## Your objective
Pick out every line that holds the string "JSON" and copy it.

**** Data ****

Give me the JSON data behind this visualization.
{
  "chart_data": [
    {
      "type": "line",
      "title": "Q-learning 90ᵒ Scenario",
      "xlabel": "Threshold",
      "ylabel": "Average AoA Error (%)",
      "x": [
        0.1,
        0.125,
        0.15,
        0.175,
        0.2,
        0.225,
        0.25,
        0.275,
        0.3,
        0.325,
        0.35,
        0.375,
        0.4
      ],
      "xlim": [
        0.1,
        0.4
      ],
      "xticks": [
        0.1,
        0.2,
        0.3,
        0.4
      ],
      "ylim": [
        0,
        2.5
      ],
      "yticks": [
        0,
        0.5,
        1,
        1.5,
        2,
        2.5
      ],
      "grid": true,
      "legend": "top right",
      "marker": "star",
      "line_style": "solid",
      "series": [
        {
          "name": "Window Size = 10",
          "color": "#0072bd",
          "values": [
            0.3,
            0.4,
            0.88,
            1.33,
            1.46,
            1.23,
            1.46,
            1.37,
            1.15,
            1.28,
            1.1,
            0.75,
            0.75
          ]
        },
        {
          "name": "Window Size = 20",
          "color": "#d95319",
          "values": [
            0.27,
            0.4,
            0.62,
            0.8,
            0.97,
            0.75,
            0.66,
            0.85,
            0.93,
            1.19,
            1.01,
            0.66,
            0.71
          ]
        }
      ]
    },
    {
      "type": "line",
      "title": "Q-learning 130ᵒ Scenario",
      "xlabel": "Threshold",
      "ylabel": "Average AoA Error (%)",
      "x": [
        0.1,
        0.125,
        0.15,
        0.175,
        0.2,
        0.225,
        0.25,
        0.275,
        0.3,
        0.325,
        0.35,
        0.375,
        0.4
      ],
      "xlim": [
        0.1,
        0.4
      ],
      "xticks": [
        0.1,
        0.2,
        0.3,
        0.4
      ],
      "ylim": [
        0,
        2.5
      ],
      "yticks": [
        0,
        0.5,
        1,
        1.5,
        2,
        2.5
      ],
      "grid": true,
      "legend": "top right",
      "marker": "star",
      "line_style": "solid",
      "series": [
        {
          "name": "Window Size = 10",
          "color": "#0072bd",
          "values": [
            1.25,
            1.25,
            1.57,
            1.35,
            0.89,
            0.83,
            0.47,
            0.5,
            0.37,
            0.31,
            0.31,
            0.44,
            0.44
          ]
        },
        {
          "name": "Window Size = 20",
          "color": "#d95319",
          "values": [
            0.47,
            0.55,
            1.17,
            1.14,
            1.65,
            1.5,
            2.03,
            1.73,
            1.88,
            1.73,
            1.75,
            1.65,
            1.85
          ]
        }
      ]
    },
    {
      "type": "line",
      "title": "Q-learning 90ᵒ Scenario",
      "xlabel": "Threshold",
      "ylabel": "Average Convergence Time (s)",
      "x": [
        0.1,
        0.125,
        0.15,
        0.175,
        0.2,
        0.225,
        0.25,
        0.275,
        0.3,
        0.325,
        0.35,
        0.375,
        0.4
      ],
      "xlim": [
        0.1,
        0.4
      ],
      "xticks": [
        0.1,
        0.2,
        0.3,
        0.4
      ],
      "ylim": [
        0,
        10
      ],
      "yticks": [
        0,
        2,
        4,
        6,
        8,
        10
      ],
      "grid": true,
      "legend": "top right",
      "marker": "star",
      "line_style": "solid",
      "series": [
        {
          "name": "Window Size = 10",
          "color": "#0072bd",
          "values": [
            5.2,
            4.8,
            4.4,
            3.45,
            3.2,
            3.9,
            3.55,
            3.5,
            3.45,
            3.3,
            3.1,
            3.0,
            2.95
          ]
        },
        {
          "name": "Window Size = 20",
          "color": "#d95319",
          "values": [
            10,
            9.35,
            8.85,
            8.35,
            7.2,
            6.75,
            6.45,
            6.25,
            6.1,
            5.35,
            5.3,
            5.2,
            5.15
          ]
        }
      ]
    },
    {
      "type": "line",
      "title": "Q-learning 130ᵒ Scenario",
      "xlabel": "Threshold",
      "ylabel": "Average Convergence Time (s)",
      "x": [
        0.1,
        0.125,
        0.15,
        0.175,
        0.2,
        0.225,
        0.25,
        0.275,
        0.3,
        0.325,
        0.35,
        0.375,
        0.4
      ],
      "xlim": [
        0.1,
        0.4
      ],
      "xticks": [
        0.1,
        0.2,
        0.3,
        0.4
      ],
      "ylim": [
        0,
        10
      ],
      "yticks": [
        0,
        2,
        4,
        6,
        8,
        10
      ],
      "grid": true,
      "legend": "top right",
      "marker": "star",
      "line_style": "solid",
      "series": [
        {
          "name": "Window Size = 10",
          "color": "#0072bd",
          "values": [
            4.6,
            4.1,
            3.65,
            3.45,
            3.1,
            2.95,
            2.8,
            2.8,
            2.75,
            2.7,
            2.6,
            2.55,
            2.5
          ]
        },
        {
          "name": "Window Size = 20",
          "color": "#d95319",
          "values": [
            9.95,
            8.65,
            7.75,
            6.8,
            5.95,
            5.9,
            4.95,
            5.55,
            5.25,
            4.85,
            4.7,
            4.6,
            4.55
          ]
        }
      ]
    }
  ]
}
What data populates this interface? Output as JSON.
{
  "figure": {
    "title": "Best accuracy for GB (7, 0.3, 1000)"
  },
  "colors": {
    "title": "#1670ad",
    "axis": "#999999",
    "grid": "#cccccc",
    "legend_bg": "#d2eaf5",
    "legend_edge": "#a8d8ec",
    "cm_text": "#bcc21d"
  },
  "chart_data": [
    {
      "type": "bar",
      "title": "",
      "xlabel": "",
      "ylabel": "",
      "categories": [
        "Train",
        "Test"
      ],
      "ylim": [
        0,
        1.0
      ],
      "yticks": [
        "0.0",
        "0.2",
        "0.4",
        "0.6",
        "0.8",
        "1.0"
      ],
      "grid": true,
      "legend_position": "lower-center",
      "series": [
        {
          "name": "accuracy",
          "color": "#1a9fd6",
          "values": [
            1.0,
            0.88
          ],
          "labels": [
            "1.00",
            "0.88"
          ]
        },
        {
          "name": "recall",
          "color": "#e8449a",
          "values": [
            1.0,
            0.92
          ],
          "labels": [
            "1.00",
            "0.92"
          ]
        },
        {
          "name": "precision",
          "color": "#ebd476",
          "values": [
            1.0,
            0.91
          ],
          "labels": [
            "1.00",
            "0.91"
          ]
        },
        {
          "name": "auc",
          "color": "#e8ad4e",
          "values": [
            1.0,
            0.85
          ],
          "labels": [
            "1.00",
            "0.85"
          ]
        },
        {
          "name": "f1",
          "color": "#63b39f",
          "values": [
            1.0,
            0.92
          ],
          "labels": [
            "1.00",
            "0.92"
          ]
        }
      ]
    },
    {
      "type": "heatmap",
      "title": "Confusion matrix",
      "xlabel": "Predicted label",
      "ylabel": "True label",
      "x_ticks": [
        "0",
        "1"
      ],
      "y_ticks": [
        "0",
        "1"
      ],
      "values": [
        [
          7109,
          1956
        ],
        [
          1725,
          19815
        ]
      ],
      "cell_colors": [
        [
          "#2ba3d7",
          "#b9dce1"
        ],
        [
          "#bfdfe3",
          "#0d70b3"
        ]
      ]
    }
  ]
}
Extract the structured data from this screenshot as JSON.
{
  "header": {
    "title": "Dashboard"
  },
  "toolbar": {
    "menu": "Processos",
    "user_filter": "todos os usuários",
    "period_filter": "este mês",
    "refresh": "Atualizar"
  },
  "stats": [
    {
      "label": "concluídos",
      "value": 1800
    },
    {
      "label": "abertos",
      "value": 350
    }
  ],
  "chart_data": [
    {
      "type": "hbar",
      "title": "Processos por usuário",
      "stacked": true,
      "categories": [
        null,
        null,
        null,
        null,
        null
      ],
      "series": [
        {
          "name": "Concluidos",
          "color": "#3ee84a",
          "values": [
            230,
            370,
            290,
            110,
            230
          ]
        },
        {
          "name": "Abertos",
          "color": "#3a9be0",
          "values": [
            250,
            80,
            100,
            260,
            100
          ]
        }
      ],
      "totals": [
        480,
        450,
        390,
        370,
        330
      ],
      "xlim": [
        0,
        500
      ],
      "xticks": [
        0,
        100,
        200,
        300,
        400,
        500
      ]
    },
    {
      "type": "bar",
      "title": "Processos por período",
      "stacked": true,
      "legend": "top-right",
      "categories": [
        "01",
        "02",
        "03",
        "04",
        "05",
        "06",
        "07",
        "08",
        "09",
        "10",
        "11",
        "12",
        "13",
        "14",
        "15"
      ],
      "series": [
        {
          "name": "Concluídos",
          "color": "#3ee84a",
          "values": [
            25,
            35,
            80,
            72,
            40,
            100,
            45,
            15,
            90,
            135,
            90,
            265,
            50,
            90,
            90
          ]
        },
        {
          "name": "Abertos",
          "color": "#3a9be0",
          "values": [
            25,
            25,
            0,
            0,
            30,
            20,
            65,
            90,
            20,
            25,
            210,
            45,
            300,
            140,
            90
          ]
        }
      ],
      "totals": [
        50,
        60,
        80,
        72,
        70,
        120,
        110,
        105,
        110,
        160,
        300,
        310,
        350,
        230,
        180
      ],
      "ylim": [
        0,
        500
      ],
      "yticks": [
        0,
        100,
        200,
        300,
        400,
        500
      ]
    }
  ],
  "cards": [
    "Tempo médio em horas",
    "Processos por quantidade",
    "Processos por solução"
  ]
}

****

## Answer to the exercise
Give me the JSON data behind this visualization.
What data populates this interface? Output as JSON.
Extract the structured data from this screenshot as JSON.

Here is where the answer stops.